--- Start of RAW DATA ---
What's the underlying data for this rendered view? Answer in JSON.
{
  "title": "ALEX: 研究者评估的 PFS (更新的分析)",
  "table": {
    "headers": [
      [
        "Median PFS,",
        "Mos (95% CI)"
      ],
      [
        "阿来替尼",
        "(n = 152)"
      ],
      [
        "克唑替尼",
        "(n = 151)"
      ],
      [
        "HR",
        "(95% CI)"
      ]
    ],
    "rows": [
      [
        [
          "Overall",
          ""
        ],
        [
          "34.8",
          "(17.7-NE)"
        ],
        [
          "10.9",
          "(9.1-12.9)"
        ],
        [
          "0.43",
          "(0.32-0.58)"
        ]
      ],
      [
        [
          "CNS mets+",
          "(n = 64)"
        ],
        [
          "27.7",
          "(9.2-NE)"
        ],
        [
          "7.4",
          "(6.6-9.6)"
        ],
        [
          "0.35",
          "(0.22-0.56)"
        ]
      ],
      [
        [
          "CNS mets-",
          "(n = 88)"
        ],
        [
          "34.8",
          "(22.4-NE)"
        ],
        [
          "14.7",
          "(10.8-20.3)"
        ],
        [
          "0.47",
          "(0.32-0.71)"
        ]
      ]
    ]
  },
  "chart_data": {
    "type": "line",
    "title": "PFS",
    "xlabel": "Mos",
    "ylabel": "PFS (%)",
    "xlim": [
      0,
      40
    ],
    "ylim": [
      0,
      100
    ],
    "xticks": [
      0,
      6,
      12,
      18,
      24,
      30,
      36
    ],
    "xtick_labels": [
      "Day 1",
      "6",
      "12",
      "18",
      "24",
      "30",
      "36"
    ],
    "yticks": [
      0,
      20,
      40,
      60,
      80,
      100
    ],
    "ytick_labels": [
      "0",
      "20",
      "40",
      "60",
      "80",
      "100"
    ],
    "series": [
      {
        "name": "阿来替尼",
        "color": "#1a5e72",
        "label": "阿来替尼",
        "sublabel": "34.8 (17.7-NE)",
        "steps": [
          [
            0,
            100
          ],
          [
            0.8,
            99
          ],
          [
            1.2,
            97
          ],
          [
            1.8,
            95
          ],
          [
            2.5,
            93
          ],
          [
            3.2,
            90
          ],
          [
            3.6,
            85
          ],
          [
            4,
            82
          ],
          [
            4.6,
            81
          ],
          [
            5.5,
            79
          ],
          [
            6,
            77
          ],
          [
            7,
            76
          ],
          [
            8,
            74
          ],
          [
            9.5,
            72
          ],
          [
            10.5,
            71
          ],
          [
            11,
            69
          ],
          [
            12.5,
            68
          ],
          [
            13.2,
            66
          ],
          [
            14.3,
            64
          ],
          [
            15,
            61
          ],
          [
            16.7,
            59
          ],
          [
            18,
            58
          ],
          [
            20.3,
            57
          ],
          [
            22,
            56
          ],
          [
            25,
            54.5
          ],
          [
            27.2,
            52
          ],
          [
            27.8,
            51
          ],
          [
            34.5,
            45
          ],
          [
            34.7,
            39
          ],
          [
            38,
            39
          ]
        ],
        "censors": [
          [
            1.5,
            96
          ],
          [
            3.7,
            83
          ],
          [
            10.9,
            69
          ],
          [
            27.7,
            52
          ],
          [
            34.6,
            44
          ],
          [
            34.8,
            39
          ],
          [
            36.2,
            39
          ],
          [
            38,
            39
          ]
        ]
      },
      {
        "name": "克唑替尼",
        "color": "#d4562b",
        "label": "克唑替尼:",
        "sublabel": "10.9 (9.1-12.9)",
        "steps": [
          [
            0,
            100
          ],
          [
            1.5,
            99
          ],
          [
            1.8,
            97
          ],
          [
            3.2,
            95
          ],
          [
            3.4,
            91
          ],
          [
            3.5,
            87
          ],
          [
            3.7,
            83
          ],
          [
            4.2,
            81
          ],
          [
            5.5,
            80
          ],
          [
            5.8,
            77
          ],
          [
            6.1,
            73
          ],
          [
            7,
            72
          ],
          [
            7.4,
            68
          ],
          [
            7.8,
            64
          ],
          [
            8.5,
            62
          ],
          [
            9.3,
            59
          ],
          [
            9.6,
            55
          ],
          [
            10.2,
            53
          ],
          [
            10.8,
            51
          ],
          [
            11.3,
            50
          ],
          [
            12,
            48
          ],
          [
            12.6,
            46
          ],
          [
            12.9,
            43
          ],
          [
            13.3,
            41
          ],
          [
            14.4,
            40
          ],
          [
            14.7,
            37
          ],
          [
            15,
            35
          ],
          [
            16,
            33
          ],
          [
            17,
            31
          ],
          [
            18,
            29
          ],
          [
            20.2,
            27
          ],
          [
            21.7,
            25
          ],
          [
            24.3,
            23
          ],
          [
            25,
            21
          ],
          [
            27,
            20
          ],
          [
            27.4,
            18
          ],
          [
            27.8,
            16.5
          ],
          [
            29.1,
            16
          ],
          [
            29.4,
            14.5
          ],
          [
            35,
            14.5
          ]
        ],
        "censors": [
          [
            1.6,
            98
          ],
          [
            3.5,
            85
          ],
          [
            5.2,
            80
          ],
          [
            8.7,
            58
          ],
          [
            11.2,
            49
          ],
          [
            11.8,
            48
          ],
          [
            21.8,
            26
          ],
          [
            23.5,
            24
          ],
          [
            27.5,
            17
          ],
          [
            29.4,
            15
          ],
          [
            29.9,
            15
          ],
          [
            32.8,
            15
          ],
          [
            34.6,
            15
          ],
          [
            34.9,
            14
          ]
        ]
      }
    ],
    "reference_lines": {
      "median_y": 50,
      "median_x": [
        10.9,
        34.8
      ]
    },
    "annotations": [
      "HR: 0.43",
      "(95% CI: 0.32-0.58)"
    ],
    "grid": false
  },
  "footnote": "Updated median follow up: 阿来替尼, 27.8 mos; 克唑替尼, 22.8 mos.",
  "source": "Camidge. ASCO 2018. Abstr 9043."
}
--- End of RAW DATA ---
== WHAT IS BEING ASKED ==
Filter the records above for lines containing the word "title", and copy those lines.

== PROBLEM SOLUTION ==
  "title": "ALEX: 研究者评估的 PFS (更新的分析)",
    "title": "PFS",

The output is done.